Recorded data
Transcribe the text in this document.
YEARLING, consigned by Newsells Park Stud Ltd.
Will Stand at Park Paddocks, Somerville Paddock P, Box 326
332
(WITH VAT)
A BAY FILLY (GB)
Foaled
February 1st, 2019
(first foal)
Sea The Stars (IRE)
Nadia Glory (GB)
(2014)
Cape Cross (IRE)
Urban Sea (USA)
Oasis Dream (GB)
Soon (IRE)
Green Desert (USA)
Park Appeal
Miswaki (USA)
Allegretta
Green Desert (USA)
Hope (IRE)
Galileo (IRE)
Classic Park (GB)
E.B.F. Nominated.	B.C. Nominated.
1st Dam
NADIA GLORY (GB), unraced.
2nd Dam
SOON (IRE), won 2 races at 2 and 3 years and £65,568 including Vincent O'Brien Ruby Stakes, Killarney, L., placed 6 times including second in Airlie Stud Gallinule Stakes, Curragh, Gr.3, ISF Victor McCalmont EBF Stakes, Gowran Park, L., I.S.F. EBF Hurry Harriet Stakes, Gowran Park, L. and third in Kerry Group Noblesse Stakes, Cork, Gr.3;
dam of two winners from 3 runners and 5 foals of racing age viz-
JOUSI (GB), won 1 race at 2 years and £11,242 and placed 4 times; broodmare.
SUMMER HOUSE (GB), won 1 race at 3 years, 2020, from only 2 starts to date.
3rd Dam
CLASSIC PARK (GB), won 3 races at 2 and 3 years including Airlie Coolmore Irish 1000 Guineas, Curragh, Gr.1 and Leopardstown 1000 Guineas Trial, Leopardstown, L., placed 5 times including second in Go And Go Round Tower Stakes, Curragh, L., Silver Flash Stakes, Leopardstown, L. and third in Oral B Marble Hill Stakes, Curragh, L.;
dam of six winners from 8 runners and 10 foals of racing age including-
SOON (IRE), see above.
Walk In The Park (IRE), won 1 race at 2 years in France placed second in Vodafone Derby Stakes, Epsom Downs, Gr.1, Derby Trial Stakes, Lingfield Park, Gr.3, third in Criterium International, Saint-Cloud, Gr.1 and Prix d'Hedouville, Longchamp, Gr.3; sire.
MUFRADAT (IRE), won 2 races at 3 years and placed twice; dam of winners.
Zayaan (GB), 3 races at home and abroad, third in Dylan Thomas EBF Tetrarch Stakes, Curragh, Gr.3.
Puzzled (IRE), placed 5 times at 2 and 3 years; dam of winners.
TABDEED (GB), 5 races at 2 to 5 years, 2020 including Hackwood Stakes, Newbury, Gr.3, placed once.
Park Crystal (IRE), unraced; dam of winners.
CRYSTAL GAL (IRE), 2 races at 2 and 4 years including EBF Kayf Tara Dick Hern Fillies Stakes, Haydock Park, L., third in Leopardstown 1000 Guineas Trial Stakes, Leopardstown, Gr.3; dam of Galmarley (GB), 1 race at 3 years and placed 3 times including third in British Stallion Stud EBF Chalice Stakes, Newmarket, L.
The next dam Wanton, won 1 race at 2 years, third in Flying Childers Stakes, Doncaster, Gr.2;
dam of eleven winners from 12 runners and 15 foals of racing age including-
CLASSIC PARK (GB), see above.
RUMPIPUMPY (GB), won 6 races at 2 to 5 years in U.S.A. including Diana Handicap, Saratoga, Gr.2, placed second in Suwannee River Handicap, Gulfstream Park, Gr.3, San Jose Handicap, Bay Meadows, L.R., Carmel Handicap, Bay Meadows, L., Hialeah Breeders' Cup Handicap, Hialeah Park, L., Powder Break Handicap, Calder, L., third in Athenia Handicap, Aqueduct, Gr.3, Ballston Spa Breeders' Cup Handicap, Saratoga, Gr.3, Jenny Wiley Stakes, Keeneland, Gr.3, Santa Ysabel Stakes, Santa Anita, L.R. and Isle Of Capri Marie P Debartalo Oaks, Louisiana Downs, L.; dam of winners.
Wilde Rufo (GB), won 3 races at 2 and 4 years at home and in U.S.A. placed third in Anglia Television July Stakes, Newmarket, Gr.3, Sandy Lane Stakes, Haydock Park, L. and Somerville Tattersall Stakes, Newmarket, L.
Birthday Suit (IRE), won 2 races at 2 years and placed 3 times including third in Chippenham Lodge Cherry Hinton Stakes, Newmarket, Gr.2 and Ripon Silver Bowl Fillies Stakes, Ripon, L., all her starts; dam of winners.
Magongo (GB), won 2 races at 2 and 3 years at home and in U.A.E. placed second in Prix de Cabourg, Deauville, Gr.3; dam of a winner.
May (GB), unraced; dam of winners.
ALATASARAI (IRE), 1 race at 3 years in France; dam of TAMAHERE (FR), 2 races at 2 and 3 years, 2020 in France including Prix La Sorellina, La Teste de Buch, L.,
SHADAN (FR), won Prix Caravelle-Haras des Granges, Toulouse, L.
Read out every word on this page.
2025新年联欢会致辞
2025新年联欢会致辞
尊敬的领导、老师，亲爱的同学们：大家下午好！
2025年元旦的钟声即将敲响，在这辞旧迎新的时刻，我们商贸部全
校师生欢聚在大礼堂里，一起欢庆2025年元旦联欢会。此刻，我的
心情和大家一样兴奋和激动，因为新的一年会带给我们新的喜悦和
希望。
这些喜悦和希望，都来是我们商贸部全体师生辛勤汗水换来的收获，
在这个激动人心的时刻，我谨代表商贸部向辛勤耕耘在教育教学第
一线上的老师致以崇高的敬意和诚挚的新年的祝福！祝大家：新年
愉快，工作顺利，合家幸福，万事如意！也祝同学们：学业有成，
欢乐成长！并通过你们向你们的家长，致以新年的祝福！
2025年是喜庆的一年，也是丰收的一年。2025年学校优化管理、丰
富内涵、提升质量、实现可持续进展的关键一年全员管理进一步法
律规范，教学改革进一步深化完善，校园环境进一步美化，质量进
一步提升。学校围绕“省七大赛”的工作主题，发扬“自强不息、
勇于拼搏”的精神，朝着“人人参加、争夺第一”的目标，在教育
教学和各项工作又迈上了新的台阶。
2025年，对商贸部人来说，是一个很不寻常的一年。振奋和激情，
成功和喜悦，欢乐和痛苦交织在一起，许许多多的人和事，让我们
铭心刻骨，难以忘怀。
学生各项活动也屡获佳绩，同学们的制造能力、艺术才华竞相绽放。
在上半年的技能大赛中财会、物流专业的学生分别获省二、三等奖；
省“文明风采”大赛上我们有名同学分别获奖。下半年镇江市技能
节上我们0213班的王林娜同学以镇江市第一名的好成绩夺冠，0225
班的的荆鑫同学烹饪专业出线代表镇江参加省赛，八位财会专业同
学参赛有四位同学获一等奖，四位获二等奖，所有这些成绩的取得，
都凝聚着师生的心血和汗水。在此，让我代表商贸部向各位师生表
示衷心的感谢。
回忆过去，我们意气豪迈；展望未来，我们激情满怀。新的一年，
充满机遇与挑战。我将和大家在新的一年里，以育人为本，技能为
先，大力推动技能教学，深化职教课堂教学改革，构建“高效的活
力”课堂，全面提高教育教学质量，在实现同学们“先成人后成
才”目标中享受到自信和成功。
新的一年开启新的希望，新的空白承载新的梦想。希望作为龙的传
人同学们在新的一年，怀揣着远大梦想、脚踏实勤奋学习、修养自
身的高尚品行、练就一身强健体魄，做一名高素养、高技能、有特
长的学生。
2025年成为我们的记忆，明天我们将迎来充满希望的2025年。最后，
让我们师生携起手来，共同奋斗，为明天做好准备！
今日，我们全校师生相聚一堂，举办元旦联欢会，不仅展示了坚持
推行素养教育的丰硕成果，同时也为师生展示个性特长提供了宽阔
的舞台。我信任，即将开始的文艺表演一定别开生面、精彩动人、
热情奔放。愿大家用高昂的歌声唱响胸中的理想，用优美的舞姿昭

WHAT TO PRODUCE – Go through the material above and copy each line that has the word "Leopardstown".

THE ANSWER –
CLASSIC PARK (GB), won 3 races at 2 and 3 years including Airlie Coolmore Irish 1000 Guineas, Curragh, Gr.1 and Leopardstown 1000 Guineas Trial, Leopardstown, L., placed 5 times including second in Go And Go Round Tower Stakes, Curragh, L., Silver Flash Stakes, Leopardstown, L. and third in Oral B Marble Hill Stakes, Curragh, L.;
CRYSTAL GAL (IRE), 2 races at 2 and 4 years including EBF Kayf Tara Dick Hern Fillies Stakes, Haydock Park, L., third in Leopardstown 1000 Guineas Trial Stakes, Leopardstown, Gr.3; dam of Galmarley (GB), 1 race at 3 years and placed 3 times including third in British Stallion Stud EBF Chalice Stakes, Newmarket, L.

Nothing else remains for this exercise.